PROBLEM DESCRIPTION -
Copy the listing below line for line, changing nothing.

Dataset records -
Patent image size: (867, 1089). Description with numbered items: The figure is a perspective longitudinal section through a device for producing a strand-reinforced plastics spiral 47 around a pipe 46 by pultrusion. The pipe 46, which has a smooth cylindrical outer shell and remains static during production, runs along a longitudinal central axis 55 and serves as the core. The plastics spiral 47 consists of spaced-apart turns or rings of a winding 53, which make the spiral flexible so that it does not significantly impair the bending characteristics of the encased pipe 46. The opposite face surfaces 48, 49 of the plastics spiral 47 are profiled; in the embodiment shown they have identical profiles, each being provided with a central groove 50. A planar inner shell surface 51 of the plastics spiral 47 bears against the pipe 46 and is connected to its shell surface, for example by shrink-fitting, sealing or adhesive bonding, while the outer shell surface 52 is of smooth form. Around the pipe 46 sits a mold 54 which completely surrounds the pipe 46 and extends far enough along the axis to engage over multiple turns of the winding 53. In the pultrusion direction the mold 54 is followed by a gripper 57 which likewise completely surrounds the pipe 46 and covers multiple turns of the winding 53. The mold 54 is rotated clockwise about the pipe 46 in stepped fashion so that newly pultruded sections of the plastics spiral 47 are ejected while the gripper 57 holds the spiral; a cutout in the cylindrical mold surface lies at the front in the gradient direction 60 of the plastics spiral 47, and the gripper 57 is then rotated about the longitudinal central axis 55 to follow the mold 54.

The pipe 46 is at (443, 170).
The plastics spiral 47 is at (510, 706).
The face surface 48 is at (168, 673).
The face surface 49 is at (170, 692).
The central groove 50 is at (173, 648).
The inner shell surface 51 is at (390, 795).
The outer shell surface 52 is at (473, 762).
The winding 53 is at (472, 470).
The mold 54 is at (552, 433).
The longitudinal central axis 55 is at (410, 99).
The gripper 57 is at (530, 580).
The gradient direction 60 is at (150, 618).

SOLUTION TO THIS EXERCISE -
Patent image size: (867, 1089). Description with numbered items: The figure is a perspective longitudinal section through a device for producing a strand-reinforced plastics spiral 47 around a pipe 46 by pultrusion. The pipe 46, which has a smooth cylindrical outer shell and remains static during production, runs along a longitudinal central axis 55 and serves as the core. The plastics spiral 47 consists of spaced-apart turns or rings of a winding 53, which make the spiral flexible so that it does not significantly impair the bending characteristics of the encased pipe 46. The opposite face surfaces 48, 49 of the plastics spiral 47 are profiled; in the embodiment shown they have identical profiles, each being provided with a central groove 50. A planar inner shell surface 51 of the plastics spiral 47 bears against the pipe 46 and is connected to its shell surface, for example by shrink-fitting, sealing or adhesive bonding, while the outer shell surface 52 is of smooth form. Around the pipe 46 sits a mold 54 which completely surrounds the pipe 46 and extends far enough along the axis to engage over multiple turns of the winding 53. In the pultrusion direction the mold 54 is followed by a gripper 57 which likewise completely surrounds the pipe 46 and covers multiple turns of the winding 53. The mold 54 is rotated clockwise about the pipe 46 in stepped fashion so that newly pultruded sections of the plastics spiral 47 are ejected while the gripper 57 holds the spiral; a cutout in the cylindrical mold surface lies at the front in the gradient direction 60 of the plastics spiral 47, and the gripper 57 is then rotated about the longitudinal central axis 55 to follow the mold 54.

The pipe 46 is at (443, 170).
The plastics spiral 47 is at (510, 706).
The face surface 48 is at (168, 673).
The face surface 49 is at (170, 692).
The central groove 50 is at (173, 648).
The inner shell surface 51 is at (390, 795).
The outer shell surface 52 is at (473, 762).
The winding 53 is at (472, 470).
The mold 54 is at (552, 433).
The longitudinal central axis 55 is at (410, 99).
The gripper 57 is at (530, 580).
The gradient direction 60 is at (150, 618).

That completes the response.